**Task prompt**.
Transcribe all the entries word for word, skipping the pictures.
====== Given records
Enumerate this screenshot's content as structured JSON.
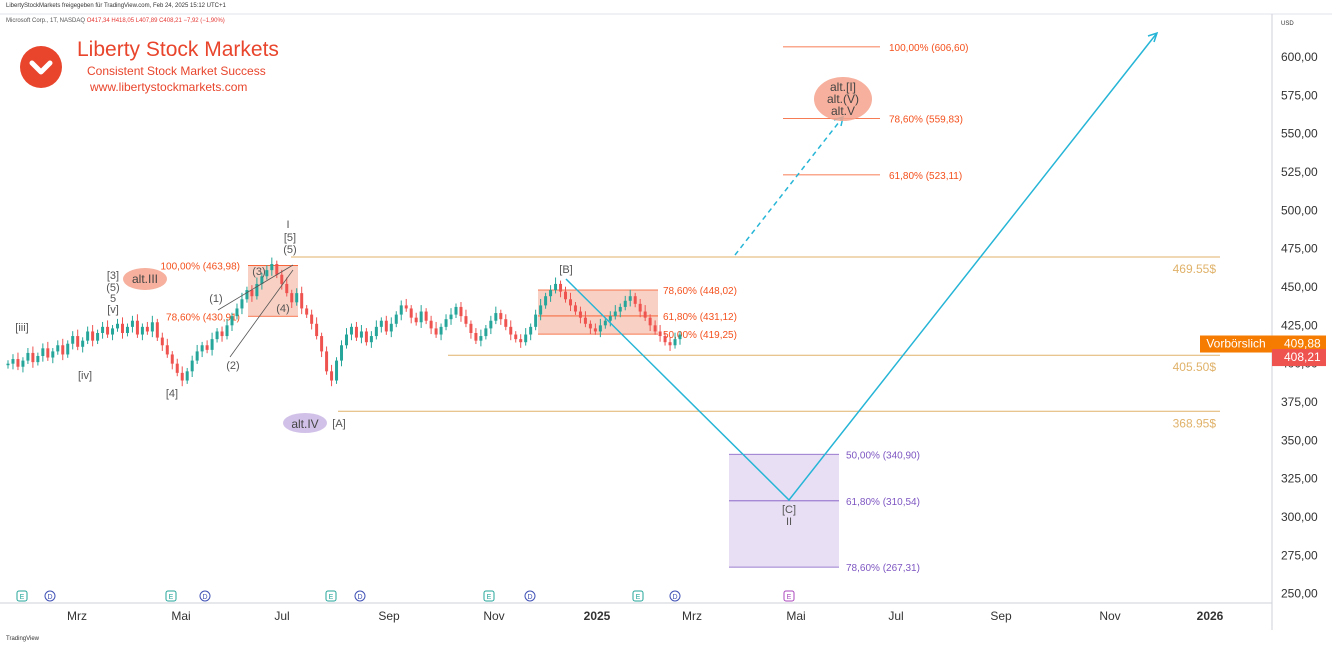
{
  "header": {
    "share_text": "LibertyStockMarkets freigegeben für TradingView.com, Feb 24, 2025 15:12 UTC+1",
    "symbol_text": "Microsoft Corp., 1T, NASDAQ",
    "ohlc_text": "O417,34 H418,05 L407,89 C408,21 −7,92 (−1,90%)"
  },
  "brand": {
    "title": "Liberty Stock Markets",
    "subtitle": "Consistent Stock Market Success",
    "url": "www.libertystockmarkets.com",
    "color": "#e8452c"
  },
  "footer": {
    "tv_label": "TradingView"
  },
  "colors": {
    "up": "#26a69a",
    "down": "#ef5350",
    "projection": "#26b5d6",
    "orange_line": "#e0b26a",
    "fib_red": "#f4511e",
    "fib_purple": "#7e57c2",
    "price_orange": "#f57c00",
    "price_red": "#ef5350"
  },
  "chart_data": {
    "type": "candlestick",
    "currency": "USD",
    "x_ticks": [
      "Mrz",
      "Mai",
      "Jul",
      "Sep",
      "Nov",
      "2025",
      "Mrz",
      "Mai",
      "Jul",
      "Sep",
      "Nov",
      "2026"
    ],
    "y_ticks": [
      "250,00",
      "275,00",
      "300,00",
      "325,00",
      "350,00",
      "375,00",
      "400,00",
      "425,00",
      "450,00",
      "475,00",
      "500,00",
      "525,00",
      "550,00",
      "575,00",
      "600,00"
    ],
    "ylim": [
      240,
      615
    ],
    "price_labels": [
      {
        "text": "Vorbörslich",
        "value": "409,88",
        "color": "#f57c00",
        "y": 409.88
      },
      {
        "text": "",
        "value": "408,21",
        "color": "#ef5350",
        "y": 408.21
      }
    ],
    "horizontal_levels": [
      {
        "label": "469.55$",
        "y": 469.55
      },
      {
        "label": "405.50$",
        "y": 405.5
      },
      {
        "label": "368.95$",
        "y": 368.95
      }
    ],
    "fib_levels": [
      {
        "label": "100,00% (606,60)",
        "y": 606.6,
        "color": "red"
      },
      {
        "label": "78,60% (559,83)",
        "y": 559.83,
        "color": "red"
      },
      {
        "label": "61,80% (523,11)",
        "y": 523.11,
        "color": "red"
      },
      {
        "label": "100,00% (463,98)",
        "y": 463.98,
        "color": "red"
      },
      {
        "label": "78,60% (430,91)",
        "y": 430.91,
        "color": "red"
      },
      {
        "label": "78,60% (448,02)",
        "y": 448.02,
        "color": "red"
      },
      {
        "label": "61,80% (431,12)",
        "y": 431.12,
        "color": "red"
      },
      {
        "label": "50,00% (419,25)",
        "y": 419.25,
        "color": "red"
      },
      {
        "label": "50,00% (340,90)",
        "y": 340.9,
        "color": "purple"
      },
      {
        "label": "61,80% (310,54)",
        "y": 310.54,
        "color": "purple"
      },
      {
        "label": "78,60% (267,31)",
        "y": 267.31,
        "color": "purple"
      }
    ],
    "wave_labels": [
      {
        "text": "[iii]"
      },
      {
        "text": "[iv]"
      },
      {
        "text": "[3]"
      },
      {
        "text": "(5)"
      },
      {
        "text": "5"
      },
      {
        "text": "[v]"
      },
      {
        "text": "[4]"
      },
      {
        "text": "(1)"
      },
      {
        "text": "(2)"
      },
      {
        "text": "(3)"
      },
      {
        "text": "(4)"
      },
      {
        "text": "I"
      },
      {
        "text": "[5]"
      },
      {
        "text": "(5)"
      },
      {
        "text": "[A]"
      },
      {
        "text": "[B]"
      },
      {
        "text": "[C]"
      },
      {
        "text": "II"
      }
    ],
    "alt_labels": [
      {
        "text": "alt.III"
      },
      {
        "text": "alt.IV"
      },
      {
        "text": "alt.[I]"
      },
      {
        "text": "alt.(V)"
      },
      {
        "text": "alt.V"
      }
    ],
    "event_markers": [
      "E",
      "D",
      "E",
      "D",
      "E",
      "D",
      "E",
      "D",
      "E",
      "D",
      "E"
    ],
    "price_path": [
      400,
      403,
      398,
      402,
      407,
      401,
      405,
      410,
      404,
      408,
      412,
      406,
      413,
      418,
      411,
      415,
      421,
      415,
      420,
      424,
      419,
      423,
      426,
      420,
      424,
      428,
      419,
      424,
      421,
      427,
      417,
      412,
      406,
      400,
      394,
      389,
      395,
      402,
      408,
      412,
      409,
      416,
      421,
      418,
      425,
      431,
      436,
      442,
      448,
      444,
      452,
      457,
      461,
      465,
      458,
      452,
      446,
      440,
      446,
      436,
      432,
      426,
      418,
      408,
      395,
      389,
      402,
      412,
      419,
      424,
      417,
      421,
      414,
      418,
      424,
      428,
      421,
      426,
      432,
      438,
      436,
      430,
      427,
      434,
      428,
      423,
      419,
      424,
      429,
      432,
      437,
      431,
      426,
      420,
      415,
      418,
      423,
      428,
      433,
      429,
      424,
      419,
      416,
      414,
      419,
      424,
      432,
      438,
      444,
      448,
      452,
      447,
      442,
      438,
      434,
      430,
      426,
      423,
      421,
      425,
      428,
      431,
      434,
      437,
      441,
      444,
      439,
      434,
      430,
      425,
      421,
      418,
      414,
      412,
      416,
      419
    ]
  }
}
============
**Exercise result**.
Enumerate this screenshot's content as structured JSON.
{
  "header": {
    "share_text": "LibertyStockMarkets freigegeben für TradingView.com, Feb 24, 2025 15:12 UTC+1",
    "symbol_text": "Microsoft Corp., 1T, NASDAQ",
    "ohlc_text": "O417,34 H418,05 L407,89 C408,21 −7,92 (−1,90%)"
  },
  "brand": {
    "title": "Liberty Stock Markets",
    "subtitle": "Consistent Stock Market Success",
    "url": "www.libertystockmarkets.com",
    "color": "#e8452c"
  },
  "footer": {
    "tv_label": "TradingView"
  },
  "colors": {
    "up": "#26a69a",
    "down": "#ef5350",
    "projection": "#26b5d6",
    "orange_line": "#e0b26a",
    "fib_red": "#f4511e",
    "fib_purple": "#7e57c2",
    "price_orange": "#f57c00",
    "price_red": "#ef5350"
  },
  "chart_data": {
    "type": "candlestick",
    "currency": "USD",
    "x_ticks": [
      "Mrz",
      "Mai",
      "Jul",
      "Sep",
      "Nov",
      "2025",
      "Mrz",
      "Mai",
      "Jul",
      "Sep",
      "Nov",
      "2026"
    ],
    "y_ticks": [
      "250,00",
      "275,00",
      "300,00",
      "325,00",
      "350,00",
      "375,00",
      "400,00",
      "425,00",
      "450,00",
      "475,00",
      "500,00",
      "525,00",
      "550,00",
      "575,00",
      "600,00"
    ],
    "ylim": [
      240,
      615
    ],
    "price_labels": [
      {
        "text": "Vorbörslich",
        "value": "409,88",
        "color": "#f57c00",
        "y": 409.88
      },
      {
        "text": "",
        "value": "408,21",
        "color": "#ef5350",
        "y": 408.21
      }
    ],
    "horizontal_levels": [
      {
        "label": "469.55$",
        "y": 469.55
      },
      {
        "label": "405.50$",
        "y": 405.5
      },
      {
        "label": "368.95$",
        "y": 368.95
      }
    ],
    "fib_levels": [
      {
        "label": "100,00% (606,60)",
        "y": 606.6,
        "color": "red"
      },
      {
        "label": "78,60% (559,83)",
        "y": 559.83,
        "color": "red"
      },
      {
        "label": "61,80% (523,11)",
        "y": 523.11,
        "color": "red"
      },
      {
        "label": "100,00% (463,98)",
        "y": 463.98,
        "color": "red"
      },
      {
        "label": "78,60% (430,91)",
        "y": 430.91,
        "color": "red"
      },
      {
        "label": "78,60% (448,02)",
        "y": 448.02,
        "color": "red"
      },
      {
        "label": "61,80% (431,12)",
        "y": 431.12,
        "color": "red"
      },
      {
        "label": "50,00% (419,25)",
        "y": 419.25,
        "color": "red"
      },
      {
        "label": "50,00% (340,90)",
        "y": 340.9,
        "color": "purple"
      },
      {
        "label": "61,80% (310,54)",
        "y": 310.54,
        "color": "purple"
      },
      {
        "label": "78,60% (267,31)",
        "y": 267.31,
        "color": "purple"
      }
    ],
    "wave_labels": [
      {
        "text": "[iii]"
      },
      {
        "text": "[iv]"
      },
      {
        "text": "[3]"
      },
      {
        "text": "(5)"
      },
      {
        "text": "5"
      },
      {
        "text": "[v]"
      },
      {
        "text": "[4]"
      },
      {
        "text": "(1)"
      },
      {
        "text": "(2)"
      },
      {
        "text": "(3)"
      },
      {
        "text": "(4)"
      },
      {
        "text": "I"
      },
      {
        "text": "[5]"
      },
      {
        "text": "(5)"
      },
      {
        "text": "[A]"
      },
      {
        "text": "[B]"
      },
      {
        "text": "[C]"
      },
      {
        "text": "II"
      }
    ],
    "alt_labels": [
      {
        "text": "alt.III"
      },
      {
        "text": "alt.IV"
      },
      {
        "text": "alt.[I]"
      },
      {
        "text": "alt.(V)"
      },
      {
        "text": "alt.V"
      }
    ],
    "event_markers": [
      "E",
      "D",
      "E",
      "D",
      "E",
      "D",
      "E",
      "D",
      "E",
      "D",
      "E"
    ],
    "price_path": [
      400,
      403,
      398,
      402,
      407,
      401,
      405,
      410,
      404,
      408,
      412,
      406,
      413,
      418,
      411,
      415,
      421,
      415,
      420,
      424,
      419,
      423,
      426,
      420,
      424,
      428,
      419,
      424,
      421,
      427,
      417,
      412,
      406,
      400,
      394,
      389,
      395,
      402,
      408,
      412,
      409,
      416,
      421,
      418,
      425,
      431,
      436,
      442,
      448,
      444,
      452,
      457,
      461,
      465,
      458,
      452,
      446,
      440,
      446,
      436,
      432,
      426,
      418,
      408,
      395,
      389,
      402,
      412,
      419,
      424,
      417,
      421,
      414,
      418,
      424,
      428,
      421,
      426,
      432,
      438,
      436,
      430,
      427,
      434,
      428,
      423,
      419,
      424,
      429,
      432,
      437,
      431,
      426,
      420,
      415,
      418,
      423,
      428,
      433,
      429,
      424,
      419,
      416,
      414,
      419,
      424,
      432,
      438,
      444,
      448,
      452,
      447,
      442,
      438,
      434,
      430,
      426,
      423,
      421,
      425,
      428,
      431,
      434,
      437,
      441,
      444,
      439,
      434,
      430,
      425,
      421,
      418,
      414,
      412,
      416,
      419
    ]
  }
}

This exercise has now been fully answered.